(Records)
━━━━━━━━━━━━━━━━━━━━
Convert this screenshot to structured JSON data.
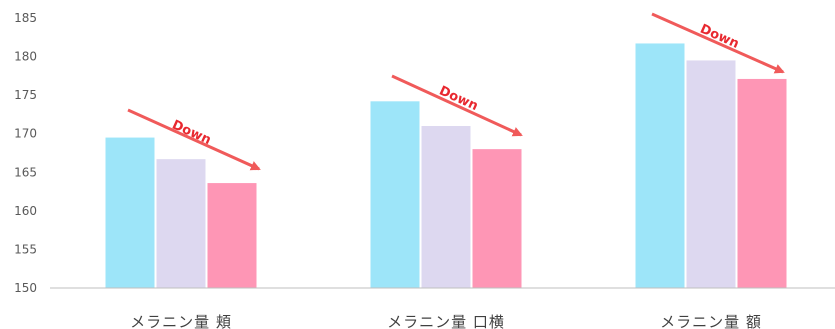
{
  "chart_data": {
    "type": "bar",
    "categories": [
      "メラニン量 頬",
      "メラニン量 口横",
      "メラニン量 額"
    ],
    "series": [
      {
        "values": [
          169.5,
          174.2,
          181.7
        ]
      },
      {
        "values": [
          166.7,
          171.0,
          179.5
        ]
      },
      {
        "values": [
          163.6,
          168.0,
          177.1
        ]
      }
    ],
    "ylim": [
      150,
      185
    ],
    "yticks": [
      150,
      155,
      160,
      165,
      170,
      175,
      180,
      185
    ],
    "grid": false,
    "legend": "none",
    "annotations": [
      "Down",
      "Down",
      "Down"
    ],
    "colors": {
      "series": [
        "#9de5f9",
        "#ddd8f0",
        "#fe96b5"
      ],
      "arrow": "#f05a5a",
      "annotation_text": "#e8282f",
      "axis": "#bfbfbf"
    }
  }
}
━━━━━━━━━━━━━━━━━━━━
== REQUIREMENTS ==
Print out the whole of the material word for word, without pictures.

== WRITTEN ANSWER ==
Convert this screenshot to structured JSON data.
{
  "chart_data": {
    "type": "bar",
    "categories": [
      "メラニン量 頬",
      "メラニン量 口横",
      "メラニン量 額"
    ],
    "series": [
      {
        "values": [
          169.5,
          174.2,
          181.7
        ]
      },
      {
        "values": [
          166.7,
          171.0,
          179.5
        ]
      },
      {
        "values": [
          163.6,
          168.0,
          177.1
        ]
      }
    ],
    "ylim": [
      150,
      185
    ],
    "yticks": [
      150,
      155,
      160,
      165,
      170,
      175,
      180,
      185
    ],
    "grid": false,
    "legend": "none",
    "annotations": [
      "Down",
      "Down",
      "Down"
    ],
    "colors": {
      "series": [
        "#9de5f9",
        "#ddd8f0",
        "#fe96b5"
      ],
      "arrow": "#f05a5a",
      "annotation_text": "#e8282f",
      "axis": "#bfbfbf"
    }
  }
}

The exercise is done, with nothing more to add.